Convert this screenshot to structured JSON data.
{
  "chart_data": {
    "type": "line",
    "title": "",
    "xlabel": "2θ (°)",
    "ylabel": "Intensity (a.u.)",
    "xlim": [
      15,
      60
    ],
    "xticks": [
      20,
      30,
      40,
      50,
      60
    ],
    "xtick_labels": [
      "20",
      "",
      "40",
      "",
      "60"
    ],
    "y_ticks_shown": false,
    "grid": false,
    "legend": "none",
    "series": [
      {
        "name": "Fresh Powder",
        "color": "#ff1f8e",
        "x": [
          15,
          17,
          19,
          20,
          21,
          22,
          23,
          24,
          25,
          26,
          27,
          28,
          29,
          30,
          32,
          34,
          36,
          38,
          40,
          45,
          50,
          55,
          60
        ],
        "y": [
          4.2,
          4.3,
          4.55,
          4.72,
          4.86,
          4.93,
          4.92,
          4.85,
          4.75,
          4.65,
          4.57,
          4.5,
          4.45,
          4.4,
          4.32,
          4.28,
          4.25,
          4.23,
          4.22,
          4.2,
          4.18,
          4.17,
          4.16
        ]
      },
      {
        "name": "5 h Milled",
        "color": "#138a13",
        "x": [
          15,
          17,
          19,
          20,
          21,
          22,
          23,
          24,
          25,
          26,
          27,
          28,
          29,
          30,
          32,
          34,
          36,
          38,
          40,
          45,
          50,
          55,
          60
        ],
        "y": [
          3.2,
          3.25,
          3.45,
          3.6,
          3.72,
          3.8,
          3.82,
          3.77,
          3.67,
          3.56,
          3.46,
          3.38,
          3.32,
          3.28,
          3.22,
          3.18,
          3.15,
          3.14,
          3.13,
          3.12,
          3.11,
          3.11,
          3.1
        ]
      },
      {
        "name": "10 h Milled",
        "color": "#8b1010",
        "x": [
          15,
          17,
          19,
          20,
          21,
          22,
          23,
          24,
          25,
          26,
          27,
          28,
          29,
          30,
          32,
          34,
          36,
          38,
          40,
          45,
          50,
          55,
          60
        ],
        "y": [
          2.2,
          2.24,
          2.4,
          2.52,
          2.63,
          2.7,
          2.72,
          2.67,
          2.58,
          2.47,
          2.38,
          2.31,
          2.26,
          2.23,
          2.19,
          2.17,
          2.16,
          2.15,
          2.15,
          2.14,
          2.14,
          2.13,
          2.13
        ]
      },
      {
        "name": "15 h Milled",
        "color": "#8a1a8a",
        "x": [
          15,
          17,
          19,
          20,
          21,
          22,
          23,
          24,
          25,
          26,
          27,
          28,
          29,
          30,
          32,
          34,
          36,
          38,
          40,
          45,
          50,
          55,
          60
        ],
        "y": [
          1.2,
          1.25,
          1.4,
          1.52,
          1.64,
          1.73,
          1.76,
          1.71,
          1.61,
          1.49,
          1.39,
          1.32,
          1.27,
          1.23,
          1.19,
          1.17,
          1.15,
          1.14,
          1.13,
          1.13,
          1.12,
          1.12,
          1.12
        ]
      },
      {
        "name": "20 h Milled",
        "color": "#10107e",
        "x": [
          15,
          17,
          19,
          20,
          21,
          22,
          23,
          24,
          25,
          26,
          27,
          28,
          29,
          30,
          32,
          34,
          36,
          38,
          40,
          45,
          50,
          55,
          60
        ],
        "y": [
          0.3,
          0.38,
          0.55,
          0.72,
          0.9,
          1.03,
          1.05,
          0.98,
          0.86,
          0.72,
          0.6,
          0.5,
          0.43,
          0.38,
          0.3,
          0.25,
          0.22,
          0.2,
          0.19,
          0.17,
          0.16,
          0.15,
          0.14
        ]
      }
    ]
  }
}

□ □ □ □

= Goal of the exercise =
Where a line in the entries holds the word "Milled", copy that line.

= Solution to the problem =
        "name": "5 h Milled",
        "name": "10 h Milled",
        "name": "15 h Milled",
        "name": "20 h Milled",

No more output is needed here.